::: Data shown :::
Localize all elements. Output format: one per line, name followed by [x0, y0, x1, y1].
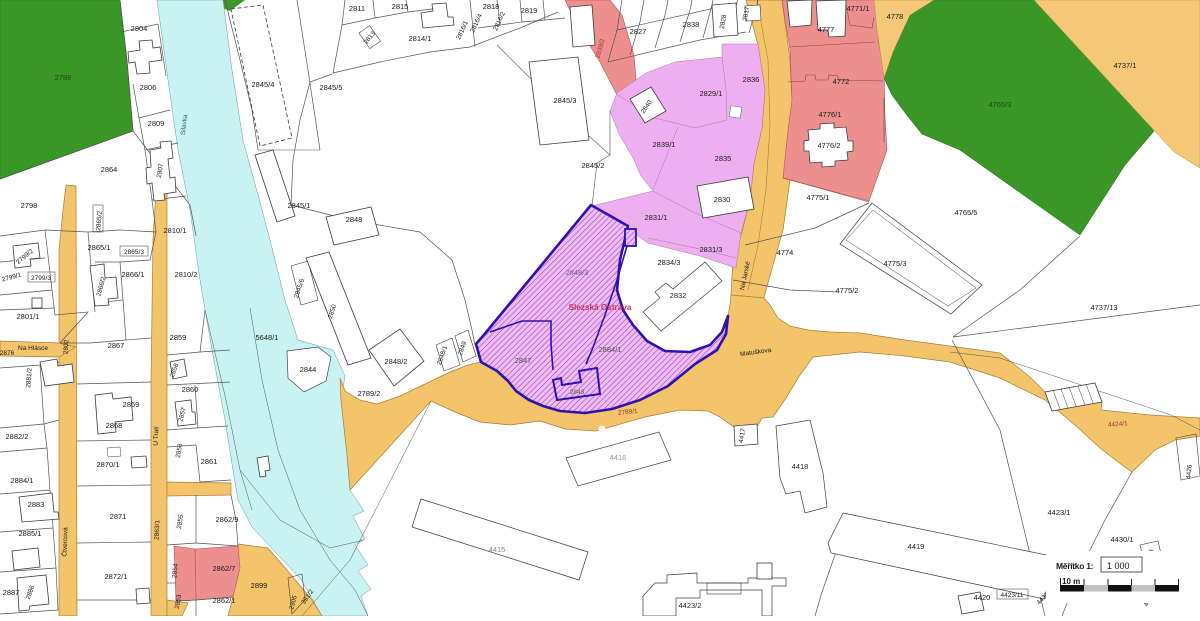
:::
::: Data shown :::
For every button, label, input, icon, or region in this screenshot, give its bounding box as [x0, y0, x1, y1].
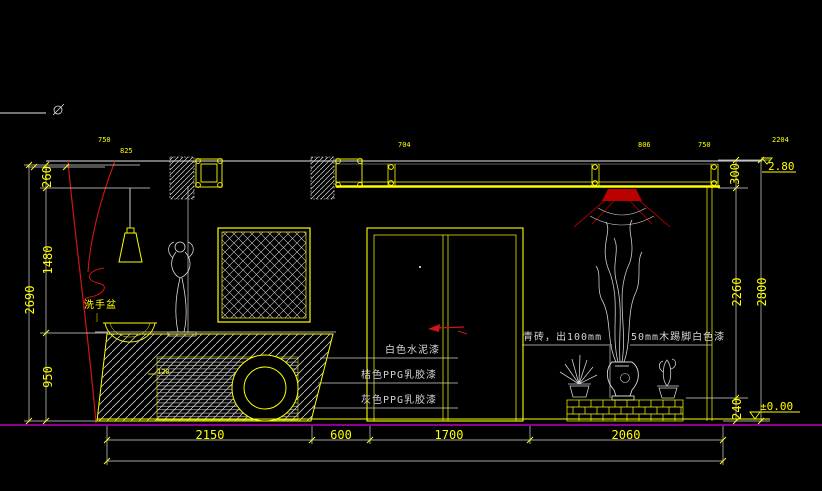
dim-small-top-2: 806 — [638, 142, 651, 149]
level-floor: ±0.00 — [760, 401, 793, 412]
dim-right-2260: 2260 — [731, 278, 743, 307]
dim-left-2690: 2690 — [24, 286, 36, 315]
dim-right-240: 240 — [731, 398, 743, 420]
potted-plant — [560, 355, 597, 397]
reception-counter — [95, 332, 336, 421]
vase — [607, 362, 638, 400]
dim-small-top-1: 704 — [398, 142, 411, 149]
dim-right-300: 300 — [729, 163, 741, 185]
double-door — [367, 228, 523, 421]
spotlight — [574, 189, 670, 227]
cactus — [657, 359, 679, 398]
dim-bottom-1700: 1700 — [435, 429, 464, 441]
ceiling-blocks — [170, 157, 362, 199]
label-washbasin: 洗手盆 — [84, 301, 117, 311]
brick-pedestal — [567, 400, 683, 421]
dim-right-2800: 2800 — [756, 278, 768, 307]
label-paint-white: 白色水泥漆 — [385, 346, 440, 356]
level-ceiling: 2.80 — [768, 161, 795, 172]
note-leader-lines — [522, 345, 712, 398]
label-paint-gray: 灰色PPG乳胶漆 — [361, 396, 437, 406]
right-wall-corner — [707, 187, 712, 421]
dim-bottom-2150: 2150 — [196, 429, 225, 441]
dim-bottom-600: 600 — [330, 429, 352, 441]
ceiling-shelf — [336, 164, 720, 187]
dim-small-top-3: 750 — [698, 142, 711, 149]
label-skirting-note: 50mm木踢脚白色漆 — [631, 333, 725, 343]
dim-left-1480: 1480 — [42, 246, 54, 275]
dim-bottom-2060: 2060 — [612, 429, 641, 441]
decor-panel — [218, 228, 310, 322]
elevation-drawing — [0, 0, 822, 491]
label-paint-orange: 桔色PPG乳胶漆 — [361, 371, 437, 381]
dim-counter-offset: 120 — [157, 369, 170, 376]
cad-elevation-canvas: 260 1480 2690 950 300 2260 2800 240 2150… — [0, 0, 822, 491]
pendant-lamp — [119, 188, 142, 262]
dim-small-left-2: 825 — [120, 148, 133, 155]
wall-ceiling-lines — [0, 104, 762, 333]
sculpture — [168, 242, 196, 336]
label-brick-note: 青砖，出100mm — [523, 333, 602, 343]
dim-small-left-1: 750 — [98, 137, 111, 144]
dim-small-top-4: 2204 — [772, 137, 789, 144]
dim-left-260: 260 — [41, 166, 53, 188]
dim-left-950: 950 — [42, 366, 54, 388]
:::
● **Request**:
Can you lay out the span of the entries that opens with the line containing "For every button, label, input, icon, or" and closes with the line containing "vase — [607, 362, 638, 400]" as a Markdown table with the columns "Index" and "Content"? Give each line its own numbered row, and skip blank lines and pictures.

● **The completed task**:
| Index | Content |
|---|---|
| 1 | For every button, label, input, icon, or region in this screenshot, give its bounding box as [x0, y0, x1, y1]. |
| 2 | dim-small-top-2: 806 — [638, 142, 651, 149] |
| 3 | level-floor: ±0.00 — [760, 401, 793, 412] |
| 4 | dim-right-2260: 2260 — [731, 278, 743, 307] |
| 5 | dim-left-2690: 2690 — [24, 286, 36, 315] |
| 6 | dim-right-240: 240 — [731, 398, 743, 420] |
| 7 | potted-plant — [560, 355, 597, 397] |
| 8 | reception-counter — [95, 332, 336, 421] |
| 9 | vase — [607, 362, 638, 400] |